OBJECTIVE
The entries below need to be written out exactly, with no pictures included.

SUPPLIED MATERIAL
>>>

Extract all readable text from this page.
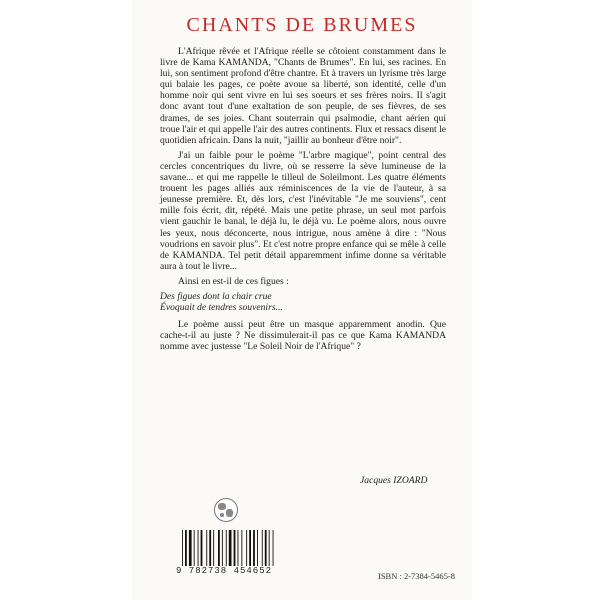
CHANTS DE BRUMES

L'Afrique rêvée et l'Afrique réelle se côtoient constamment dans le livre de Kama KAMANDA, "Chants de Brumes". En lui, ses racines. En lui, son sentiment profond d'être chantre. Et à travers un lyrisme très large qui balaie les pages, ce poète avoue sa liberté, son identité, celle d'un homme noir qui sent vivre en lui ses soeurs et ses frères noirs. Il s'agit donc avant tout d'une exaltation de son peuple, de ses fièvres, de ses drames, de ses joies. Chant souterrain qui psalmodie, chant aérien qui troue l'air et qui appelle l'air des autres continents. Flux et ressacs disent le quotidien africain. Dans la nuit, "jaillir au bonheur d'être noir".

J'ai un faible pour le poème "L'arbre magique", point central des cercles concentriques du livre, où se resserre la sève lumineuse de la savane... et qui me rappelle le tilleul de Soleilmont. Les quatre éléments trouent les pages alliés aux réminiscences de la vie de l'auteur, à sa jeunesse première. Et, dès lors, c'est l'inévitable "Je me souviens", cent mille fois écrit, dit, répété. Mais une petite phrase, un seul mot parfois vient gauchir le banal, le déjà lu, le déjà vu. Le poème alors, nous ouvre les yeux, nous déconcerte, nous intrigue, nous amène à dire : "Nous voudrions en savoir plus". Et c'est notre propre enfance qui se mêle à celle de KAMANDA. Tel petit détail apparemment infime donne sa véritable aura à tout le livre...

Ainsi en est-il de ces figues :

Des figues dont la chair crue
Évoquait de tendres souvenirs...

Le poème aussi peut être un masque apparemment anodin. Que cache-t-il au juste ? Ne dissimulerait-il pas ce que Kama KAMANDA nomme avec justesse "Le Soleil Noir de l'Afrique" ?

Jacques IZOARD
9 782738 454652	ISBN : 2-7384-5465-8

<<<

FINAL RESULT
Extract all readable text from this page.
CHANTS DE BRUMES

L'Afrique rêvée et l'Afrique réelle se côtoient constamment dans le livre de Kama KAMANDA, "Chants de Brumes". En lui, ses racines. En lui, son sentiment profond d'être chantre. Et à travers un lyrisme très large qui balaie les pages, ce poète avoue sa liberté, son identité, celle d'un homme noir qui sent vivre en lui ses soeurs et ses frères noirs. Il s'agit donc avant tout d'une exaltation de son peuple, de ses fièvres, de ses drames, de ses joies. Chant souterrain qui psalmodie, chant aérien qui troue l'air et qui appelle l'air des autres continents. Flux et ressacs disent le quotidien africain. Dans la nuit, "jaillir au bonheur d'être noir".

J'ai un faible pour le poème "L'arbre magique", point central des cercles concentriques du livre, où se resserre la sève lumineuse de la savane... et qui me rappelle le tilleul de Soleilmont. Les quatre éléments trouent les pages alliés aux réminiscences de la vie de l'auteur, à sa jeunesse première. Et, dès lors, c'est l'inévitable "Je me souviens", cent mille fois écrit, dit, répété. Mais une petite phrase, un seul mot parfois vient gauchir le banal, le déjà lu, le déjà vu. Le poème alors, nous ouvre les yeux, nous déconcerte, nous intrigue, nous amène à dire : "Nous voudrions en savoir plus". Et c'est notre propre enfance qui se mêle à celle de KAMANDA. Tel petit détail apparemment infime donne sa véritable aura à tout le livre...

Ainsi en est-il de ces figues :

Des figues dont la chair crue
Évoquait de tendres souvenirs...

Le poème aussi peut être un masque apparemment anodin. Que cache-t-il au juste ? Ne dissimulerait-il pas ce que Kama KAMANDA nomme avec justesse "Le Soleil Noir de l'Afrique" ?

Jacques IZOARD
9 782738 454652	ISBN : 2-7384-5465-8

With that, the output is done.